* _STATED TASK_:
Write out the whole of the material exactly.
-------- SUPPLIED RECORDS
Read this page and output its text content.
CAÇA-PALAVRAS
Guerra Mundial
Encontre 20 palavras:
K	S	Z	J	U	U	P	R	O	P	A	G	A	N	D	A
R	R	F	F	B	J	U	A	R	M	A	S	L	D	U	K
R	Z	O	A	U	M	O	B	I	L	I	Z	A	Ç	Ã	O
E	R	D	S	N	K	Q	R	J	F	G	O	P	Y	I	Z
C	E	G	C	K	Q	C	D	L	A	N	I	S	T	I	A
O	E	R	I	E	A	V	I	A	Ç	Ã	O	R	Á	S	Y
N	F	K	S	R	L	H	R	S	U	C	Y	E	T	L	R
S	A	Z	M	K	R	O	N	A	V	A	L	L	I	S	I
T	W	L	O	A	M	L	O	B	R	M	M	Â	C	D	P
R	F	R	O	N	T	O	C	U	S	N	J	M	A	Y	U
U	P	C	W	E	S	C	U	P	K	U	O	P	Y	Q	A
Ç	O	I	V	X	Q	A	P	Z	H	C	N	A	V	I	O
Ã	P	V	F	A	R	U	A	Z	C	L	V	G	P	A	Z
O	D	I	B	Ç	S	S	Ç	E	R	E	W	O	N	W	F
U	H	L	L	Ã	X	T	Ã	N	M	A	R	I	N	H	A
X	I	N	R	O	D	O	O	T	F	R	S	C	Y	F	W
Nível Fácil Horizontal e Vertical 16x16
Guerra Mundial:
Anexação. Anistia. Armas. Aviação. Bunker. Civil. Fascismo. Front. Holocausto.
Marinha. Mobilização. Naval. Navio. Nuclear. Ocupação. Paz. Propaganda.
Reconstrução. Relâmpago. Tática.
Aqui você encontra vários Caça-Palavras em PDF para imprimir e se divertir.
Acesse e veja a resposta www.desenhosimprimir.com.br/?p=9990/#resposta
----------------
* _OUTPUT FOR THIS EXERCISE_:
Read this page and output its text content.
CAÇA-PALAVRAS
Guerra Mundial
Encontre 20 palavras:
K	S	Z	J	U	U	P	R	O	P	A	G	A	N	D	A
R	R	F	F	B	J	U	A	R	M	A	S	L	D	U	K
R	Z	O	A	U	M	O	B	I	L	I	Z	A	Ç	Ã	O
E	R	D	S	N	K	Q	R	J	F	G	O	P	Y	I	Z
C	E	G	C	K	Q	C	D	L	A	N	I	S	T	I	A
O	E	R	I	E	A	V	I	A	Ç	Ã	O	R	Á	S	Y
N	F	K	S	R	L	H	R	S	U	C	Y	E	T	L	R
S	A	Z	M	K	R	O	N	A	V	A	L	L	I	S	I
T	W	L	O	A	M	L	O	B	R	M	M	Â	C	D	P
R	F	R	O	N	T	O	C	U	S	N	J	M	A	Y	U
U	P	C	W	E	S	C	U	P	K	U	O	P	Y	Q	A
Ç	O	I	V	X	Q	A	P	Z	H	C	N	A	V	I	O
Ã	P	V	F	A	R	U	A	Z	C	L	V	G	P	A	Z
O	D	I	B	Ç	S	S	Ç	E	R	E	W	O	N	W	F
U	H	L	L	Ã	X	T	Ã	N	M	A	R	I	N	H	A
X	I	N	R	O	D	O	O	T	F	R	S	C	Y	F	W
Nível Fácil Horizontal e Vertical 16x16
Guerra Mundial:
Anexação. Anistia. Armas. Aviação. Bunker. Civil. Fascismo. Front. Holocausto.
Marinha. Mobilização. Naval. Navio. Nuclear. Ocupação. Paz. Propaganda.
Reconstrução. Relâmpago. Tática.
Aqui você encontra vários Caça-Palavras em PDF para imprimir e se divertir.
Acesse e veja a resposta www.desenhosimprimir.com.br/?p=9990/#resposta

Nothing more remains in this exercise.